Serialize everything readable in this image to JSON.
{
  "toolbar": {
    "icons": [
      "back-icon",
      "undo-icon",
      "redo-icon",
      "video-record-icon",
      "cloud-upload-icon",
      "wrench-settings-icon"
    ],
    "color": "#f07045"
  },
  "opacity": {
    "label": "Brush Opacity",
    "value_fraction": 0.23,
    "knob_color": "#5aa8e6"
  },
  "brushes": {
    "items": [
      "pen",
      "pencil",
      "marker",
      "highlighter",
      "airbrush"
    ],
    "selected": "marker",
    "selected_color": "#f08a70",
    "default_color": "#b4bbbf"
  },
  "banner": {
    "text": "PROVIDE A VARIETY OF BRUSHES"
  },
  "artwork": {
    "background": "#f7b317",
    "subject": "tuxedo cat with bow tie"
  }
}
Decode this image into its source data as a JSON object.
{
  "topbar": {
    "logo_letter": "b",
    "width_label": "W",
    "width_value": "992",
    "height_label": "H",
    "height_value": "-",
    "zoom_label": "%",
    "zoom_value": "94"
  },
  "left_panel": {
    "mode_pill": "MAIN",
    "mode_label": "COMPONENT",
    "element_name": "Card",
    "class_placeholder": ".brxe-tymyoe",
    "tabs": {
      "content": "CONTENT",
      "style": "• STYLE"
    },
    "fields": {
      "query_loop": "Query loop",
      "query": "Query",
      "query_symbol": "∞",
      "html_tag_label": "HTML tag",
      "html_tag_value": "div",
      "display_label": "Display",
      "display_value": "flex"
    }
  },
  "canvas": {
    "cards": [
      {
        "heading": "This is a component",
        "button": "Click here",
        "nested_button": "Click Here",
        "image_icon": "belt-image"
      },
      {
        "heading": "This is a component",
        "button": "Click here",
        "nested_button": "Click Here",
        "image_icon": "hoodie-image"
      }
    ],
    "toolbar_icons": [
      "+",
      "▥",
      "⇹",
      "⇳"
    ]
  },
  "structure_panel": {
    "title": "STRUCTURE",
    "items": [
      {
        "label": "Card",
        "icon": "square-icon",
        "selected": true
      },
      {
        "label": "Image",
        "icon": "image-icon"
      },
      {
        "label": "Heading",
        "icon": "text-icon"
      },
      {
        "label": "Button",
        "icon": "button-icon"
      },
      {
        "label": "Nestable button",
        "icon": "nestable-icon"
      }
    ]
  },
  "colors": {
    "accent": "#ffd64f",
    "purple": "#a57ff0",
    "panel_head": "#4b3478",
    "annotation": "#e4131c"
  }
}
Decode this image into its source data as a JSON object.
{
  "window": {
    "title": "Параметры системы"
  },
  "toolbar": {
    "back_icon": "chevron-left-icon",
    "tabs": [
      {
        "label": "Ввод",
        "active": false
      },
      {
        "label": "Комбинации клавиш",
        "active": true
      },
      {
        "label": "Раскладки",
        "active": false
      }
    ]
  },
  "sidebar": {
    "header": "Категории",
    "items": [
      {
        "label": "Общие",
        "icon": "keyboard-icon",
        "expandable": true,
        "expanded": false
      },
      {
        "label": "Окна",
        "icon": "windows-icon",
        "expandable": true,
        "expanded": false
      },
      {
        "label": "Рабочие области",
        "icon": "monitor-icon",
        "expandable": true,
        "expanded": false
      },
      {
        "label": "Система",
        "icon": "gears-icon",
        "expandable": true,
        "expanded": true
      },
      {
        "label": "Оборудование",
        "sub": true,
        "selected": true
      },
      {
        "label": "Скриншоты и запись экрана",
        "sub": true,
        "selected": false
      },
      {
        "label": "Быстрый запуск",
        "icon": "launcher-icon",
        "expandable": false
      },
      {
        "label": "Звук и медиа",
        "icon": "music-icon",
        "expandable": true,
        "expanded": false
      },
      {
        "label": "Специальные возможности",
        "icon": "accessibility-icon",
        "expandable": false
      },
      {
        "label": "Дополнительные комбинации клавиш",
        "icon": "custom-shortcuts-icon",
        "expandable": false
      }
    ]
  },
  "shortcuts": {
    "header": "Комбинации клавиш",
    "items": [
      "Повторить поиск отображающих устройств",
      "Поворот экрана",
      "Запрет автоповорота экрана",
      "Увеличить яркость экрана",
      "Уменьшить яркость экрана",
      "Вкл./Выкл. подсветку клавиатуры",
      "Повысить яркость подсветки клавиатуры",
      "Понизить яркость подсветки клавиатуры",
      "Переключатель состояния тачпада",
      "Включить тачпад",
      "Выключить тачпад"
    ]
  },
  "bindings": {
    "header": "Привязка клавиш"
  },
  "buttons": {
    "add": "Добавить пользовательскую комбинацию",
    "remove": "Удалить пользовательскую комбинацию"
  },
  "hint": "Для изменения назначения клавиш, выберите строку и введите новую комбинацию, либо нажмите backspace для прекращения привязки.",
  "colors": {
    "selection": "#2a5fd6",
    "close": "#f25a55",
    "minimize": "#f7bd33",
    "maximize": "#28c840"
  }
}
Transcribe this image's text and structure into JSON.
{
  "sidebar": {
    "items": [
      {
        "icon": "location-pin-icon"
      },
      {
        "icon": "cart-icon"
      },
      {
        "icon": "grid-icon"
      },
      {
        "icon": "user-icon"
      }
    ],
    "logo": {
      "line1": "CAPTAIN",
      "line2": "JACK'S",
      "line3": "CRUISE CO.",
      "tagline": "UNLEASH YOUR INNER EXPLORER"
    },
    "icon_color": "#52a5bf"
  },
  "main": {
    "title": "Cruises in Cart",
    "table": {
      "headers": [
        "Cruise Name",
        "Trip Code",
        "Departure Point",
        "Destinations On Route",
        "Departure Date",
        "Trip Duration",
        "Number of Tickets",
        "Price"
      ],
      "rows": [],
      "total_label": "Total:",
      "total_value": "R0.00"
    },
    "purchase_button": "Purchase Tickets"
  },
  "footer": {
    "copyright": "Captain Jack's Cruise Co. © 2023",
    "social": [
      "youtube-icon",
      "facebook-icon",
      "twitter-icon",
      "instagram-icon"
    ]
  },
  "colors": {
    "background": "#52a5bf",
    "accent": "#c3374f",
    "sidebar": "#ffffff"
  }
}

+ + + + +

TASK STATEMENT → Make an exact copy of the material above.

RESULT OF THE TASK →
Serialize everything readable in this image to JSON.
{
  "toolbar": {
    "icons": [
      "back-icon",
      "undo-icon",
      "redo-icon",
      "video-record-icon",
      "cloud-upload-icon",
      "wrench-settings-icon"
    ],
    "color": "#f07045"
  },
  "opacity": {
    "label": "Brush Opacity",
    "value_fraction": 0.23,
    "knob_color": "#5aa8e6"
  },
  "brushes": {
    "items": [
      "pen",
      "pencil",
      "marker",
      "highlighter",
      "airbrush"
    ],
    "selected": "marker",
    "selected_color": "#f08a70",
    "default_color": "#b4bbbf"
  },
  "banner": {
    "text": "PROVIDE A VARIETY OF BRUSHES"
  },
  "artwork": {
    "background": "#f7b317",
    "subject": "tuxedo cat with bow tie"
  }
}
Decode this image into its source data as a JSON object.
{
  "topbar": {
    "logo_letter": "b",
    "width_label": "W",
    "width_value": "992",
    "height_label": "H",
    "height_value": "-",
    "zoom_label": "%",
    "zoom_value": "94"
  },
  "left_panel": {
    "mode_pill": "MAIN",
    "mode_label": "COMPONENT",
    "element_name": "Card",
    "class_placeholder": ".brxe-tymyoe",
    "tabs": {
      "content": "CONTENT",
      "style": "• STYLE"
    },
    "fields": {
      "query_loop": "Query loop",
      "query": "Query",
      "query_symbol": "∞",
      "html_tag_label": "HTML tag",
      "html_tag_value": "div",
      "display_label": "Display",
      "display_value": "flex"
    }
  },
  "canvas": {
    "cards": [
      {
        "heading": "This is a component",
        "button": "Click here",
        "nested_button": "Click Here",
        "image_icon": "belt-image"
      },
      {
        "heading": "This is a component",
        "button": "Click here",
        "nested_button": "Click Here",
        "image_icon": "hoodie-image"
      }
    ],
    "toolbar_icons": [
      "+",
      "▥",
      "⇹",
      "⇳"
    ]
  },
  "structure_panel": {
    "title": "STRUCTURE",
    "items": [
      {
        "label": "Card",
        "icon": "square-icon",
        "selected": true
      },
      {
        "label": "Image",
        "icon": "image-icon"
      },
      {
        "label": "Heading",
        "icon": "text-icon"
      },
      {
        "label": "Button",
        "icon": "button-icon"
      },
      {
        "label": "Nestable button",
        "icon": "nestable-icon"
      }
    ]
  },
  "colors": {
    "accent": "#ffd64f",
    "purple": "#a57ff0",
    "panel_head": "#4b3478",
    "annotation": "#e4131c"
  }
}
Decode this image into its source data as a JSON object.
{
  "window": {
    "title": "Параметры системы"
  },
  "toolbar": {
    "back_icon": "chevron-left-icon",
    "tabs": [
      {
        "label": "Ввод",
        "active": false
      },
      {
        "label": "Комбинации клавиш",
        "active": true
      },
      {
        "label": "Раскладки",
        "active": false
      }
    ]
  },
  "sidebar": {
    "header": "Категории",
    "items": [
      {
        "label": "Общие",
        "icon": "keyboard-icon",
        "expandable": true,
        "expanded": false
      },
      {
        "label": "Окна",
        "icon": "windows-icon",
        "expandable": true,
        "expanded": false
      },
      {
        "label": "Рабочие области",
        "icon": "monitor-icon",
        "expandable": true,
        "expanded": false
      },
      {
        "label": "Система",
        "icon": "gears-icon",
        "expandable": true,
        "expanded": true
      },
      {
        "label": "Оборудование",
        "sub": true,
        "selected": true
      },
      {
        "label": "Скриншоты и запись экрана",
        "sub": true,
        "selected": false
      },
      {
        "label": "Быстрый запуск",
        "icon": "launcher-icon",
        "expandable": false
      },
      {
        "label": "Звук и медиа",
        "icon": "music-icon",
        "expandable": true,
        "expanded": false
      },
      {
        "label": "Специальные возможности",
        "icon": "accessibility-icon",
        "expandable": false
      },
      {
        "label": "Дополнительные комбинации клавиш",
        "icon": "custom-shortcuts-icon",
        "expandable": false
      }
    ]
  },
  "shortcuts": {
    "header": "Комбинации клавиш",
    "items": [
      "Повторить поиск отображающих устройств",
      "Поворот экрана",
      "Запрет автоповорота экрана",
      "Увеличить яркость экрана",
      "Уменьшить яркость экрана",
      "Вкл./Выкл. подсветку клавиатуры",
      "Повысить яркость подсветки клавиатуры",
      "Понизить яркость подсветки клавиатуры",
      "Переключатель состояния тачпада",
      "Включить тачпад",
      "Выключить тачпад"
    ]
  },
  "bindings": {
    "header": "Привязка клавиш"
  },
  "buttons": {
    "add": "Добавить пользовательскую комбинацию",
    "remove": "Удалить пользовательскую комбинацию"
  },
  "hint": "Для изменения назначения клавиш, выберите строку и введите новую комбинацию, либо нажмите backspace для прекращения привязки.",
  "colors": {
    "selection": "#2a5fd6",
    "close": "#f25a55",
    "minimize": "#f7bd33",
    "maximize": "#28c840"
  }
}
Transcribe this image's text and structure into JSON.
{
  "sidebar": {
    "items": [
      {
        "icon": "location-pin-icon"
      },
      {
        "icon": "cart-icon"
      },
      {
        "icon": "grid-icon"
      },
      {
        "icon": "user-icon"
      }
    ],
    "logo": {
      "line1": "CAPTAIN",
      "line2": "JACK'S",
      "line3": "CRUISE CO.",
      "tagline": "UNLEASH YOUR INNER EXPLORER"
    },
    "icon_color": "#52a5bf"
  },
  "main": {
    "title": "Cruises in Cart",
    "table": {
      "headers": [
        "Cruise Name",
        "Trip Code",
        "Departure Point",
        "Destinations On Route",
        "Departure Date",
        "Trip Duration",
        "Number of Tickets",
        "Price"
      ],
      "rows": [],
      "total_label": "Total:",
      "total_value": "R0.00"
    },
    "purchase_button": "Purchase Tickets"
  },
  "footer": {
    "copyright": "Captain Jack's Cruise Co. © 2023",
    "social": [
      "youtube-icon",
      "facebook-icon",
      "twitter-icon",
      "instagram-icon"
    ]
  },
  "colors": {
    "background": "#52a5bf",
    "accent": "#c3374f",
    "sidebar": "#ffffff"
  }
}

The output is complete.